*What you are asked to do*.
Would you pull out every line of the material that contains the string "Default"?

*Records supplied*.

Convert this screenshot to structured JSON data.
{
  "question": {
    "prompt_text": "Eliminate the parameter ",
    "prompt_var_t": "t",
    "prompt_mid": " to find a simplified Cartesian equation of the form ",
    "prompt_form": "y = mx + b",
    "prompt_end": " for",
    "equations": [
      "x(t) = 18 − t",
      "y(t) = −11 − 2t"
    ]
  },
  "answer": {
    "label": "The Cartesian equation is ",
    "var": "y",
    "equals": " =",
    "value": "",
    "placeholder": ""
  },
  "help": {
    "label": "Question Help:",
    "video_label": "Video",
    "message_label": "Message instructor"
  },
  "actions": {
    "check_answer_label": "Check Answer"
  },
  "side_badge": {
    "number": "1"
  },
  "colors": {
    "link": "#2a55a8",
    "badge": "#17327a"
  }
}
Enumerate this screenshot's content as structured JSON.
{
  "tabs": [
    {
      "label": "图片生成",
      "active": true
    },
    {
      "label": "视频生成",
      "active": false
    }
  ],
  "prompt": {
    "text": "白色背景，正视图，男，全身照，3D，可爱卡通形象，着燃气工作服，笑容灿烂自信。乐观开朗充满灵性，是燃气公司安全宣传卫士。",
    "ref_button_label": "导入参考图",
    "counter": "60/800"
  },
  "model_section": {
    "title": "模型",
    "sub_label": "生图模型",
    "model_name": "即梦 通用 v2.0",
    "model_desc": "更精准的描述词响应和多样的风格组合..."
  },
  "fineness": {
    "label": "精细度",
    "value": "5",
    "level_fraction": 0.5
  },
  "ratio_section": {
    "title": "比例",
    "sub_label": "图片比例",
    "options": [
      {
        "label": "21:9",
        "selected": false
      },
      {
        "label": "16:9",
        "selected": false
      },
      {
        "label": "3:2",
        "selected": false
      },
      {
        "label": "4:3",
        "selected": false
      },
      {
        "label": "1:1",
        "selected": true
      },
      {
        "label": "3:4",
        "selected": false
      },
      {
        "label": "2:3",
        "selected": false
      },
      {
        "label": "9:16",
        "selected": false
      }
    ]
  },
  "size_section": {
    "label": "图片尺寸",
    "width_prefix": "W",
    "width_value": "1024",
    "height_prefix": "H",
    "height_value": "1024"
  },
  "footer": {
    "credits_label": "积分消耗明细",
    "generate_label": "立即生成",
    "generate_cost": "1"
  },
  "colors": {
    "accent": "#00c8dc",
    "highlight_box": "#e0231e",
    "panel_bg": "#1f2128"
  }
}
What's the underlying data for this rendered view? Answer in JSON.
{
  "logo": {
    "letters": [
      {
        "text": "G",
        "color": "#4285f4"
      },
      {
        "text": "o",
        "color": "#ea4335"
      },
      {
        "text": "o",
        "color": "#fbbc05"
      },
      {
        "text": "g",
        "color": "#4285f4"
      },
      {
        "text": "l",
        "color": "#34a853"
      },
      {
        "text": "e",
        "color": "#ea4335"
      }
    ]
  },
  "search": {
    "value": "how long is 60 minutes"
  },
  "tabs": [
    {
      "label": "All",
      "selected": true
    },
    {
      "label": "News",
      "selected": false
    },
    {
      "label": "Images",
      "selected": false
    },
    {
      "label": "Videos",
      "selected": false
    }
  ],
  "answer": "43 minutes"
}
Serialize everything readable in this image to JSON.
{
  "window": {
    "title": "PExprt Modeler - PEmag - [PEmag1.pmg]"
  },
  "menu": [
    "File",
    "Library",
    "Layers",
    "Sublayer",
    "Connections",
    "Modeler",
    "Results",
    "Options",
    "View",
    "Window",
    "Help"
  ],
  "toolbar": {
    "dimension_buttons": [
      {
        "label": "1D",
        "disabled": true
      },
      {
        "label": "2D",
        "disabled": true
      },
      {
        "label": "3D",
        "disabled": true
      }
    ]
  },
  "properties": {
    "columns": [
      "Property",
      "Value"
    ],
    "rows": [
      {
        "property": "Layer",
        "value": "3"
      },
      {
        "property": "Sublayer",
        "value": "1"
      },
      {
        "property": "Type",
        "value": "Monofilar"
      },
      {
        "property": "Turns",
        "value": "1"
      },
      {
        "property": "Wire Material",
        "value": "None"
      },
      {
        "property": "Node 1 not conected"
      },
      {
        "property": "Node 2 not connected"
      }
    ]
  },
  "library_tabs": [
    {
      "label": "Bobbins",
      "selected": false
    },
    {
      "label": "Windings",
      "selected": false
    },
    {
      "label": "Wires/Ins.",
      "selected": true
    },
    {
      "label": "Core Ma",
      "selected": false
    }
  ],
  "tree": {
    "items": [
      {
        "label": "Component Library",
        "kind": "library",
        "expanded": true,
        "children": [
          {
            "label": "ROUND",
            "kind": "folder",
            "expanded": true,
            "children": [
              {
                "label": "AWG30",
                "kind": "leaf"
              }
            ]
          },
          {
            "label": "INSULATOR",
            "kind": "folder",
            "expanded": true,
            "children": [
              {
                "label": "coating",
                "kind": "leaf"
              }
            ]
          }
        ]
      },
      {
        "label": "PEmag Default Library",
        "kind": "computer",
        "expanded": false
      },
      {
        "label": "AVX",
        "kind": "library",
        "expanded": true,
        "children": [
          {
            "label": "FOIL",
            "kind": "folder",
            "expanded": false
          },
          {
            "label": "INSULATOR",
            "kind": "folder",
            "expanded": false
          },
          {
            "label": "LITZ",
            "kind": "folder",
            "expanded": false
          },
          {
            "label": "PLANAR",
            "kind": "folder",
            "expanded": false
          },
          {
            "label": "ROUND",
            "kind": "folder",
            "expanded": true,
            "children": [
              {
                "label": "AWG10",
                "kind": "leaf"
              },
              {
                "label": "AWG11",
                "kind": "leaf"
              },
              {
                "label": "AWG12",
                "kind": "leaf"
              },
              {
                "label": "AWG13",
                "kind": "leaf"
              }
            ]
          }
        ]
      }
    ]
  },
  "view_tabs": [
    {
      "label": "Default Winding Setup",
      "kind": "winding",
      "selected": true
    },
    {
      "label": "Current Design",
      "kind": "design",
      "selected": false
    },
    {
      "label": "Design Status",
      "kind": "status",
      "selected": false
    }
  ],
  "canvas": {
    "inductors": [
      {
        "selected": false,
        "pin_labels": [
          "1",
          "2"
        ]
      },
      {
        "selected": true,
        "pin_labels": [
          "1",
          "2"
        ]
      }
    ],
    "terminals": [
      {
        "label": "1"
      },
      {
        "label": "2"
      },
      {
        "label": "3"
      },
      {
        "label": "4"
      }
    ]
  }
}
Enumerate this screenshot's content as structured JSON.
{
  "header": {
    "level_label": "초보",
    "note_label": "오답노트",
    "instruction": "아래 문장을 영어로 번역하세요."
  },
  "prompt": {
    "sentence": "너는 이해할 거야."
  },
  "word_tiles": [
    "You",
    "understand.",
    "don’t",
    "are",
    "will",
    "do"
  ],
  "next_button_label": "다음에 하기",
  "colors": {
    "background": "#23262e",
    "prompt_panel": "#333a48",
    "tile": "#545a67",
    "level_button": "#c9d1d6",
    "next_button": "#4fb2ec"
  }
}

*Answer below*.
        "label": "PEmag Default Library",
      "label": "Default Winding Setup",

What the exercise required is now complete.